### DATA FOR THIS EXERCISE

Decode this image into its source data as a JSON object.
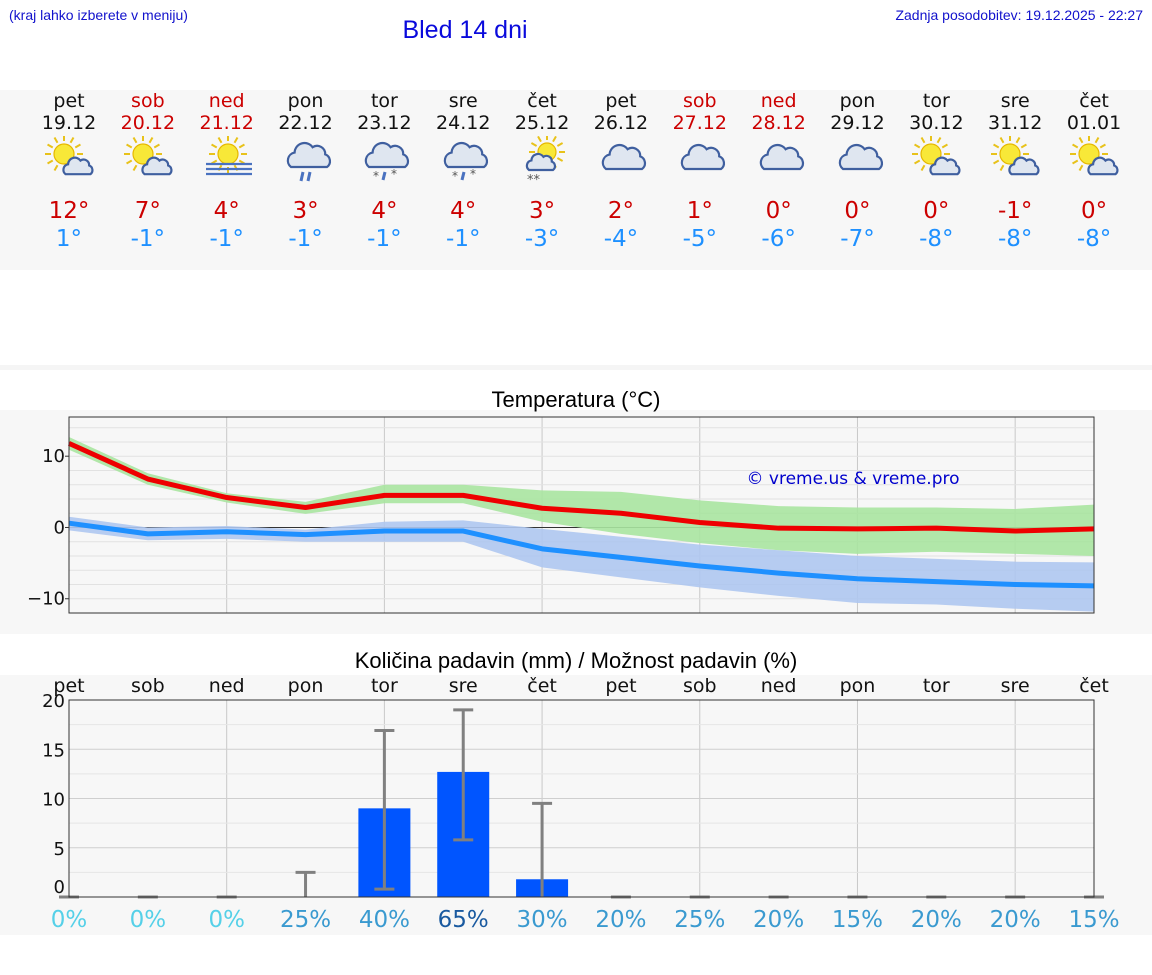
{
  "header": {
    "left_note": "(kraj lahko izberete v meniju)",
    "title": "Bled 14 dni",
    "updated": "Zadnja posodobitev: 19.12.2025 - 22:27"
  },
  "days": [
    {
      "name": "pet",
      "date": "19.12",
      "weekend": false,
      "icon": "sun-cloud-icon",
      "max": "12°",
      "min": "1°"
    },
    {
      "name": "sob",
      "date": "20.12",
      "weekend": true,
      "icon": "sun-cloud-icon",
      "max": "7°",
      "min": "-1°"
    },
    {
      "name": "ned",
      "date": "21.12",
      "weekend": true,
      "icon": "sun-fog-icon",
      "max": "4°",
      "min": "-1°"
    },
    {
      "name": "pon",
      "date": "22.12",
      "weekend": false,
      "icon": "rain-cloud-icon",
      "max": "3°",
      "min": "-1°"
    },
    {
      "name": "tor",
      "date": "23.12",
      "weekend": false,
      "icon": "sleet-cloud-icon",
      "max": "4°",
      "min": "-1°"
    },
    {
      "name": "sre",
      "date": "24.12",
      "weekend": false,
      "icon": "sleet-cloud-icon",
      "max": "4°",
      "min": "-1°"
    },
    {
      "name": "čet",
      "date": "25.12",
      "weekend": false,
      "icon": "sun-snow-cloud-icon",
      "max": "3°",
      "min": "-3°"
    },
    {
      "name": "pet",
      "date": "26.12",
      "weekend": false,
      "icon": "cloud-icon",
      "max": "2°",
      "min": "-4°"
    },
    {
      "name": "sob",
      "date": "27.12",
      "weekend": true,
      "icon": "cloud-icon",
      "max": "1°",
      "min": "-5°"
    },
    {
      "name": "ned",
      "date": "28.12",
      "weekend": true,
      "icon": "cloud-icon",
      "max": "0°",
      "min": "-6°"
    },
    {
      "name": "pon",
      "date": "29.12",
      "weekend": false,
      "icon": "cloud-icon",
      "max": "0°",
      "min": "-7°"
    },
    {
      "name": "tor",
      "date": "30.12",
      "weekend": false,
      "icon": "sun-cloud-icon",
      "max": "0°",
      "min": "-8°"
    },
    {
      "name": "sre",
      "date": "31.12",
      "weekend": false,
      "icon": "sun-cloud-icon",
      "max": "-1°",
      "min": "-8°"
    },
    {
      "name": "čet",
      "date": "01.01",
      "weekend": false,
      "icon": "sun-cloud-icon",
      "max": "0°",
      "min": "-8°"
    }
  ],
  "colors": {
    "max_line": "#ee0000",
    "min_line": "#1e90ff",
    "max_band": "#a8e4a0",
    "min_band": "#aec6f0",
    "bar": "#0055ff",
    "whisker": "#808080",
    "watermark": "#0000cc"
  },
  "chart_data": [
    {
      "type": "line",
      "title": "Temperatura (°C)",
      "watermark": "© vreme.us & vreme.pro",
      "x": [
        0,
        1,
        2,
        3,
        4,
        5,
        6,
        7,
        8,
        9,
        10,
        11,
        12,
        13
      ],
      "ylim": [
        -12,
        15.5
      ],
      "yticks": [
        10,
        0,
        -10
      ],
      "ytick_labels": [
        "10",
        "0",
        "−10"
      ],
      "series": [
        {
          "name": "max",
          "values": [
            11.8,
            6.8,
            4.2,
            2.8,
            4.5,
            4.5,
            2.7,
            2.0,
            0.7,
            -0.1,
            -0.2,
            -0.1,
            -0.5,
            -0.2
          ],
          "band_low": [
            10.9,
            6.0,
            3.5,
            1.9,
            3.4,
            3.4,
            0.8,
            -0.9,
            -2.2,
            -3.2,
            -3.7,
            -3.4,
            -3.7,
            -4.0
          ],
          "band_high": [
            12.7,
            7.6,
            4.8,
            3.6,
            6.0,
            6.0,
            5.2,
            5.0,
            3.8,
            3.0,
            2.8,
            2.8,
            2.6,
            3.2
          ]
        },
        {
          "name": "min",
          "values": [
            0.6,
            -0.9,
            -0.6,
            -1.0,
            -0.5,
            -0.5,
            -3.0,
            -4.2,
            -5.4,
            -6.4,
            -7.2,
            -7.6,
            -8.0,
            -8.2
          ],
          "band_low": [
            -0.4,
            -1.8,
            -1.6,
            -2.0,
            -2.0,
            -2.0,
            -5.6,
            -7.0,
            -8.4,
            -9.6,
            -10.6,
            -10.8,
            -11.4,
            -11.8
          ],
          "band_high": [
            1.5,
            0.0,
            0.2,
            -0.3,
            0.8,
            1.0,
            -0.2,
            -1.3,
            -2.4,
            -3.2,
            -4.0,
            -4.4,
            -4.8,
            -4.9
          ]
        }
      ]
    },
    {
      "type": "bar",
      "title": "Količina padavin (mm) / Možnost padavin (%)",
      "categories": [
        "pet",
        "sob",
        "ned",
        "pon",
        "tor",
        "sre",
        "čet",
        "pet",
        "sob",
        "ned",
        "pon",
        "tor",
        "sre",
        "čet"
      ],
      "values": [
        0,
        0,
        0,
        0,
        9.0,
        12.7,
        1.8,
        0,
        0,
        0,
        0,
        0,
        0,
        0
      ],
      "err_low": [
        0,
        0,
        0,
        0,
        0.8,
        5.8,
        0,
        0,
        0,
        0,
        0,
        0,
        0,
        0
      ],
      "err_high": [
        0,
        0,
        0,
        2.5,
        16.9,
        19.0,
        9.5,
        0,
        0,
        0,
        0,
        0,
        0,
        0
      ],
      "ylim": [
        0,
        20
      ],
      "yticks": [
        20,
        15,
        10,
        5,
        0
      ],
      "probability": [
        "0%",
        "0%",
        "0%",
        "25%",
        "40%",
        "65%",
        "30%",
        "20%",
        "25%",
        "20%",
        "15%",
        "20%",
        "20%",
        "15%"
      ],
      "probability_colors": [
        "#55d0e8",
        "#55d0e8",
        "#55d0e8",
        "#3a9ad0",
        "#3a9ad0",
        "#1a5aa0",
        "#3a9ad0",
        "#3a9ad0",
        "#3a9ad0",
        "#3a9ad0",
        "#3a9ad0",
        "#3a9ad0",
        "#3a9ad0",
        "#3a9ad0"
      ]
    }
  ]
}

### TASK DIRECTIONS
Copy all lines from the listing that contain "title".

### COMPLETE ANSWER
    "title": "Bled 14 dni",
      "title": "Temperatura (°C)",
      "title": "Količina padavin (mm) / Možnost padavin (%)",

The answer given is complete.